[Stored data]
● ● ● ● ● ● ●

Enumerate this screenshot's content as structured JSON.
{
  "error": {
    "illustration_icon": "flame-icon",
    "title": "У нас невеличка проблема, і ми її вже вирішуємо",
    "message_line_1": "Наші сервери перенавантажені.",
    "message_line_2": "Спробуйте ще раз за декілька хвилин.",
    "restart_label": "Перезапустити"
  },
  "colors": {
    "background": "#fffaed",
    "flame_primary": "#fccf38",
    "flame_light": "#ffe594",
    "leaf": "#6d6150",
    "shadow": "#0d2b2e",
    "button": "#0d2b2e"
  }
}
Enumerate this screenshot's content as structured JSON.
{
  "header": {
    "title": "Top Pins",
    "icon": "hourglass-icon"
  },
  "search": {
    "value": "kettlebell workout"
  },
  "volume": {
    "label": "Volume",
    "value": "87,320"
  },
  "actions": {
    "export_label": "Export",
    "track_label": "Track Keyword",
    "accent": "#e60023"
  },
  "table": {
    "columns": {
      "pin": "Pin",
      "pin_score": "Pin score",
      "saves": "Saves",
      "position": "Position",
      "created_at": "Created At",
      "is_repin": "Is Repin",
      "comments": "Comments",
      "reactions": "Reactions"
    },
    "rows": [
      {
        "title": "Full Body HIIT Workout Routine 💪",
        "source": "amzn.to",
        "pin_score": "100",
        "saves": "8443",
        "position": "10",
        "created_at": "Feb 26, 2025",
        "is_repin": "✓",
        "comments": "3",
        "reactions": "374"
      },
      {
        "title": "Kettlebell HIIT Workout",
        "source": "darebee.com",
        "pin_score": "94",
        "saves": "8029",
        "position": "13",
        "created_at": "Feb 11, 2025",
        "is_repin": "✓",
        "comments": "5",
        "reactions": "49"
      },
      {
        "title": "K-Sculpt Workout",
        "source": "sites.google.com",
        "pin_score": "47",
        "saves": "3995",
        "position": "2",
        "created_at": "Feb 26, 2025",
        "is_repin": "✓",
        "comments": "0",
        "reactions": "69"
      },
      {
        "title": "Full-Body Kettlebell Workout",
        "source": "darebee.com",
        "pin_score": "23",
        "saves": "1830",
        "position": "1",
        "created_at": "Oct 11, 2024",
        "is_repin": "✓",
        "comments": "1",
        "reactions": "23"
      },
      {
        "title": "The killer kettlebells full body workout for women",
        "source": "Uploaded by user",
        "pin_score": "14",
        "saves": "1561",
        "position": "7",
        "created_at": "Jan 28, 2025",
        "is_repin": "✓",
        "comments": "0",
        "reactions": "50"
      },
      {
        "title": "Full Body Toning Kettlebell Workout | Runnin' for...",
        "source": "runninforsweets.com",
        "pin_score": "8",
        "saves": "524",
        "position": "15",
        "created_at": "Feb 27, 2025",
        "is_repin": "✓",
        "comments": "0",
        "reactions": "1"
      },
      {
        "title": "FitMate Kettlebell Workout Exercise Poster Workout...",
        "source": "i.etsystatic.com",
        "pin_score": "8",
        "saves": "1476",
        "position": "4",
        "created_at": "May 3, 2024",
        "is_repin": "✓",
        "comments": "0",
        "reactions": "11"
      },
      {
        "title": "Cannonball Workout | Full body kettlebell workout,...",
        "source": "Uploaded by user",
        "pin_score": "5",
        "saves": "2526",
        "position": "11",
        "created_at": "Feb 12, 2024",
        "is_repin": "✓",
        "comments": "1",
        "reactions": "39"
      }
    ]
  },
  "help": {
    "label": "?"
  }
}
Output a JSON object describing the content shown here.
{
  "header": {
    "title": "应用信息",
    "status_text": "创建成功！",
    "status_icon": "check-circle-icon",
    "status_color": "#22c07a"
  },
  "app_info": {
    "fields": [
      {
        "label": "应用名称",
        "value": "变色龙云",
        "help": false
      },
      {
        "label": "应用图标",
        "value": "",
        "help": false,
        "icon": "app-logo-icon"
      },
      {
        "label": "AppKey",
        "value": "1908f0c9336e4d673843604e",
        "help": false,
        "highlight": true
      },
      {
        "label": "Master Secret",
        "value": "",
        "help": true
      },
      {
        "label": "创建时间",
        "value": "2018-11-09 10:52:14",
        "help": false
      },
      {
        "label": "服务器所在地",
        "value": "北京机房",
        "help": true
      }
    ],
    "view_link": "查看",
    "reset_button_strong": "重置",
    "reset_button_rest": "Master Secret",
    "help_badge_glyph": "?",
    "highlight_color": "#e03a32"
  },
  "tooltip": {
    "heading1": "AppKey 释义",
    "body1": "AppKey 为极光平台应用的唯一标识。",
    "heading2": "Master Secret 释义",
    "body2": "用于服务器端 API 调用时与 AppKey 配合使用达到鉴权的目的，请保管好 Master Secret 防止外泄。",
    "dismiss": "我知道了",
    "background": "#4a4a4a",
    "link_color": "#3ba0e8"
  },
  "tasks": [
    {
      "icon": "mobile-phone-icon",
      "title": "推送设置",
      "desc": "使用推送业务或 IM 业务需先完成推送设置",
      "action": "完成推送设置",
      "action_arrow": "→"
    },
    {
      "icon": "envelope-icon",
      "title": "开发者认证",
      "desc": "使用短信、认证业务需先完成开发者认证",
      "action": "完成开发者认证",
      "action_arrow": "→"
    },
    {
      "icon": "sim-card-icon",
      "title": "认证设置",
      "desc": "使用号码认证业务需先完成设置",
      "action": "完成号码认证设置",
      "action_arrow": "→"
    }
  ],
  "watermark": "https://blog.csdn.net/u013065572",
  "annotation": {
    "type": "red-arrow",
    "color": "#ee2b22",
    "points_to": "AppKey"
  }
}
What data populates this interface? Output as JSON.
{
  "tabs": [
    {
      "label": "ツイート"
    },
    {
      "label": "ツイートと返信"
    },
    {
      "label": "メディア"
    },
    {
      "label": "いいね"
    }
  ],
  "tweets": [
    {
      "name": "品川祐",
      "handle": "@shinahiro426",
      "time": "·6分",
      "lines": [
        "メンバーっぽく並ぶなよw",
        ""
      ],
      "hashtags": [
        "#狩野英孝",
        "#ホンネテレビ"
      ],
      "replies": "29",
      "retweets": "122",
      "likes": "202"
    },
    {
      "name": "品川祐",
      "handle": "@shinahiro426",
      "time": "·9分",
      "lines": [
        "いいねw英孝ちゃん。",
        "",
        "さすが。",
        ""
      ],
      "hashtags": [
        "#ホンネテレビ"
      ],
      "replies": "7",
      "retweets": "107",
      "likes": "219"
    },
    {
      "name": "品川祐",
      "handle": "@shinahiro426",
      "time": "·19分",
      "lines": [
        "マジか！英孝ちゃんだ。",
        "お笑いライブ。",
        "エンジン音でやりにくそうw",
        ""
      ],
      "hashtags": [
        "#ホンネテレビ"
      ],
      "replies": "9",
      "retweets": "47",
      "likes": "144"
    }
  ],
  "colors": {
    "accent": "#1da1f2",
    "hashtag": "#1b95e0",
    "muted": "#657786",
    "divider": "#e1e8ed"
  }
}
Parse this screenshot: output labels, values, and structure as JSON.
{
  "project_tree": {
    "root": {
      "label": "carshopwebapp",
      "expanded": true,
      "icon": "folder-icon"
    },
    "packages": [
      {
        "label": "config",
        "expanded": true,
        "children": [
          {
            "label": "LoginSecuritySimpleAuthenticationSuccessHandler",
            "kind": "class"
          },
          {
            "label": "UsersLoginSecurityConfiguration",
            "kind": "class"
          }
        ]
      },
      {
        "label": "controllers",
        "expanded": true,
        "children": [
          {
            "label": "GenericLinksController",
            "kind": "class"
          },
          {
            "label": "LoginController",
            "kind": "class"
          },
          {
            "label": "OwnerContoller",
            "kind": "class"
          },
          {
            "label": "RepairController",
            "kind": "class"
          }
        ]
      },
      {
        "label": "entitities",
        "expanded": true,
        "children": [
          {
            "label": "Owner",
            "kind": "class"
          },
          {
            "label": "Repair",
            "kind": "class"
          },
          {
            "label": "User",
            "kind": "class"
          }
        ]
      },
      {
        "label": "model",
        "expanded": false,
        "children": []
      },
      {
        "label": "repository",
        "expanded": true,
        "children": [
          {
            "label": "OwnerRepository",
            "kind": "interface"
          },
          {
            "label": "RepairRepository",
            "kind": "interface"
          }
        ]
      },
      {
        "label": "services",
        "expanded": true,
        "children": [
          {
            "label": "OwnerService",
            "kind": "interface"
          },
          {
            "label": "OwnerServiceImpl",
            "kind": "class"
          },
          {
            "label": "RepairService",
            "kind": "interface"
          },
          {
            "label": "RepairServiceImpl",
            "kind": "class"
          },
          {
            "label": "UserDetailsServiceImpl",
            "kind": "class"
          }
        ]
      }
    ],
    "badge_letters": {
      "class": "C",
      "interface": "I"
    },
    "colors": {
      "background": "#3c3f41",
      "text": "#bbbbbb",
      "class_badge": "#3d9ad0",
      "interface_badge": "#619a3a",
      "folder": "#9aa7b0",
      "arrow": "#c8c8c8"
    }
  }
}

● ● ● ● ● ● ●

Aim of the exercise: Extract all lines from the data in which "icon" is found.

Written response:
    "illustration_icon": "flame-icon",
    "icon": "hourglass-icon"
    "status_icon": "check-circle-icon",
        "icon": "app-logo-icon"
      "icon": "mobile-phone-icon",
      "icon": "envelope-icon",
      "icon": "sim-card-icon",
      "icon": "folder-icon"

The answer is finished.